THE EXERCISE >>
Could you copy every line from the material below in which "участников" appears?

─── MATERIAL FOR THIS TASK

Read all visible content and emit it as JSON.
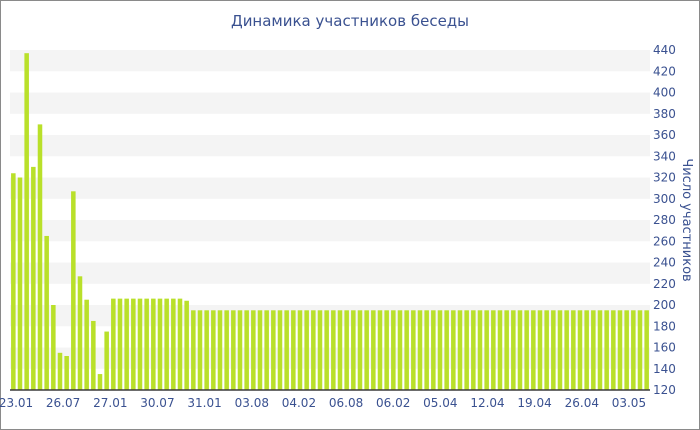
{
  "chart_data": {
    "type": "bar",
    "title": "Динамика участников беседы",
    "ylabel": "Число участников",
    "xlabel": "",
    "ylim": [
      120,
      440
    ],
    "yticks": [
      120,
      140,
      160,
      180,
      200,
      220,
      240,
      260,
      280,
      300,
      320,
      340,
      360,
      380,
      400,
      420,
      440
    ],
    "xtick_labels": [
      "23.01",
      "26.07",
      "27.01",
      "30.07",
      "31.01",
      "03.08",
      "04.02",
      "06.08",
      "06.02",
      "05.04",
      "12.04",
      "19.04",
      "26.04",
      "03.05"
    ],
    "bar_color": "#b9e02a",
    "grid_band_color": "#f4f4f4",
    "legend": "none",
    "values": [
      324,
      320,
      437,
      330,
      370,
      265,
      200,
      155,
      152,
      307,
      227,
      205,
      185,
      135,
      175,
      206,
      206,
      206,
      206,
      206,
      206,
      206,
      206,
      206,
      206,
      206,
      204,
      195,
      195,
      195,
      195,
      195,
      195,
      195,
      195,
      195,
      195,
      195,
      195,
      195,
      195,
      195,
      195,
      195,
      195,
      195,
      195,
      195,
      195,
      195,
      195,
      195,
      195,
      195,
      195,
      195,
      195,
      195,
      195,
      195,
      195,
      195,
      195,
      195,
      195,
      195,
      195,
      195,
      195,
      195,
      195,
      195,
      195,
      195,
      195,
      195,
      195,
      195,
      195,
      195,
      195,
      195,
      195,
      195,
      195,
      195,
      195,
      195,
      195,
      195,
      195,
      195,
      195,
      195,
      195,
      195
    ]
  }
}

──────

ANSWER TO THE TASK >>
    "title": "Динамика участников беседы",
    "ylabel": "Число участников",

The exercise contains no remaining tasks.